INPUT FOR THIS TASK:
%%

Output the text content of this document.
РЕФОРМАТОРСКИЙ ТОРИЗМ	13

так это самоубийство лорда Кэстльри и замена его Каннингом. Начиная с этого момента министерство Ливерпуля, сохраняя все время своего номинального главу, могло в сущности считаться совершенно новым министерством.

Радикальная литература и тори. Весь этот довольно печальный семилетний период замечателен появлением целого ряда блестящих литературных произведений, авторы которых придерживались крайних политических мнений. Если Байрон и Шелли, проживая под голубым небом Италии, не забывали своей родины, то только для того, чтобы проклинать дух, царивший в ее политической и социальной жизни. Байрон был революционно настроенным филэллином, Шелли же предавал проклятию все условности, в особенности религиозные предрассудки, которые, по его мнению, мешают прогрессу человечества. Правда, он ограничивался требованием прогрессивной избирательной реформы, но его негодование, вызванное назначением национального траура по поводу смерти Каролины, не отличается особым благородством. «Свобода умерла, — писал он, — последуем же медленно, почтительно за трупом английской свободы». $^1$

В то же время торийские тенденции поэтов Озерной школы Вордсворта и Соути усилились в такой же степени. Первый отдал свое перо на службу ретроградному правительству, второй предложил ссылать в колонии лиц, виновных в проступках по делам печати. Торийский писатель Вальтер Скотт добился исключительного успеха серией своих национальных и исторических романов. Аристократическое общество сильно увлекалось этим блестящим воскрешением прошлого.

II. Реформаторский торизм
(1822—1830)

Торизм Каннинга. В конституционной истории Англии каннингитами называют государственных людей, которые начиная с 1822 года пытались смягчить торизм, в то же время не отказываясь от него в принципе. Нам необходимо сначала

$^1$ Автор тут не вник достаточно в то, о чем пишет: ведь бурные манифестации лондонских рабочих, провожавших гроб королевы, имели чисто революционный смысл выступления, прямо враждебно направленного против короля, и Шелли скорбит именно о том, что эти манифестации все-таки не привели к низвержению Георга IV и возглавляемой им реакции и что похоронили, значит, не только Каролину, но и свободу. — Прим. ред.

%%

Give only the number of lines above that hold the string "которые".

THE ANSWER:
2